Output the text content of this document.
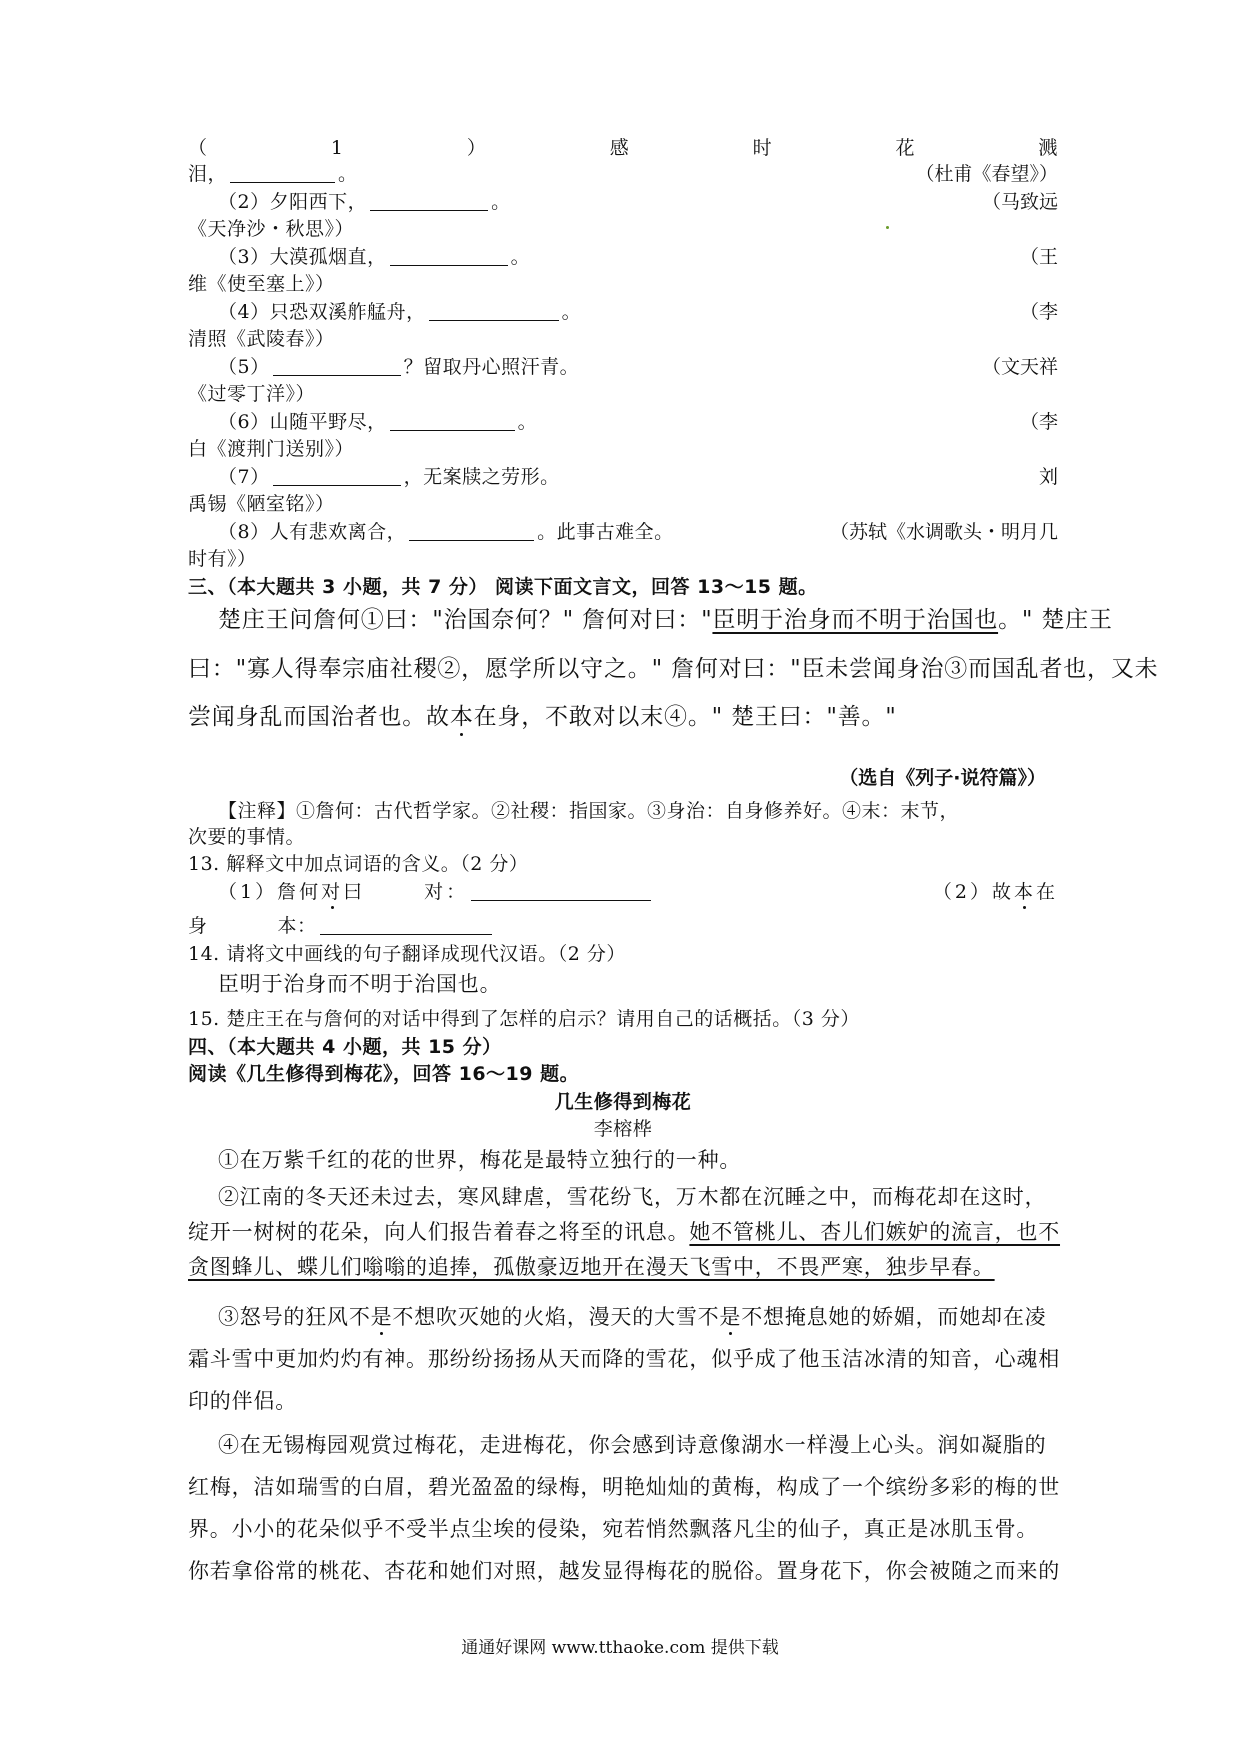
（	1	）	感	时	花	溅
泪，	。	（杜甫《春望》）
（2）夕阳西下，	。	（马致远
《天净沙・秋思》）
（3）大漠孤烟直，	。	（王
维《使至塞上》）
（4）只恐双溪舴艋舟，	。	（李
清照《武陵春》）
（5）	？留取丹心照汗青。	（文天祥
《过零丁洋》）
（6）山随平野尽，	。	（李
白《渡荆门送别》）
（7）	，无案牍之劳形。	刘
禹锡《陋室铭》）
（8）人有悲欢离合，	。此事古难全。	（苏轼《水调歌头・明月几
时有》）
三、（本大题共 3 小题，共 7 分） 阅读下面文言文，回答 13～15 题。
楚庄王问詹何①曰："治国奈何？" 詹何对曰："臣明于治身而不明于治国也。" 楚庄王
曰："寡人得奉宗庙社稷②，愿学所以守之。" 詹何对曰："臣未尝闻身治③而国乱者也，又未
尝闻身乱而国治者也。故本在身，不敢对以末④。" 楚王曰："善。"
（选自《列子·说符篇》）
【注释】①詹何：古代哲学家。②社稷：指国家。③身治：自身修养好。④末：末节，
次要的事情。
13. 解释文中加点词语的含义。（2 分）
（1）詹何对曰	对：	（2）故本在
身	本：
14. 请将文中画线的句子翻译成现代汉语。（2 分）
臣明于治身而不明于治国也。
15. 楚庄王在与詹何的对话中得到了怎样的启示？请用自己的话概括。（3 分）
四、（本大题共 4 小题，共 15 分）
阅读《几生修得到梅花》，回答 16～19 题。
几生修得到梅花
李榕桦
①在万紫千红的花的世界，梅花是最特立独行的一种。
②江南的冬天还未过去，寒风肆虐，雪花纷飞，万木都在沉睡之中，而梅花却在这时，
绽开一树树的花朵，向人们报告着春之将至的讯息。她不管桃儿、杏儿们嫉妒的流言，也不
贪图蜂儿、蝶儿们嗡嗡的追捧，孤傲豪迈地开在漫天飞雪中，不畏严寒，独步早春。
③怒号的狂风不是不想吹灭她的火焰，漫天的大雪不是不想掩息她的娇媚，而她却在凌
霜斗雪中更加灼灼有神。那纷纷扬扬从天而降的雪花，似乎成了他玉洁冰清的知音，心魂相
印的伴侣。
④在无锡梅园观赏过梅花，走进梅花，你会感到诗意像湖水一样漫上心头。润如凝脂的
红梅，洁如瑞雪的白眉，碧光盈盈的绿梅，明艳灿灿的黄梅，构成了一个缤纷多彩的梅的世
界。小小的花朵似乎不受半点尘埃的侵染，宛若悄然飘落凡尘的仙子，真正是冰肌玉骨。
你若拿俗常的桃花、杏花和她们对照，越发显得梅花的脱俗。置身花下，你会被随之而来的
通通好课网 www.tthaoke.com 提供下载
+ + + + + + +
> **TASK PROMPT**:
In the entries above, find every line holding the word "詹何对曰" and copy it out.

> **CORRECT OUTPUT**:
楚庄王问詹何①曰："治国奈何？" 詹何对曰："臣明于治身而不明于治国也。" 楚庄王
曰："寡人得奉宗庙社稷②，愿学所以守之。" 詹何对曰："臣未尝闻身治③而国乱者也，又未
（1）詹何对曰	对：	（2）故本在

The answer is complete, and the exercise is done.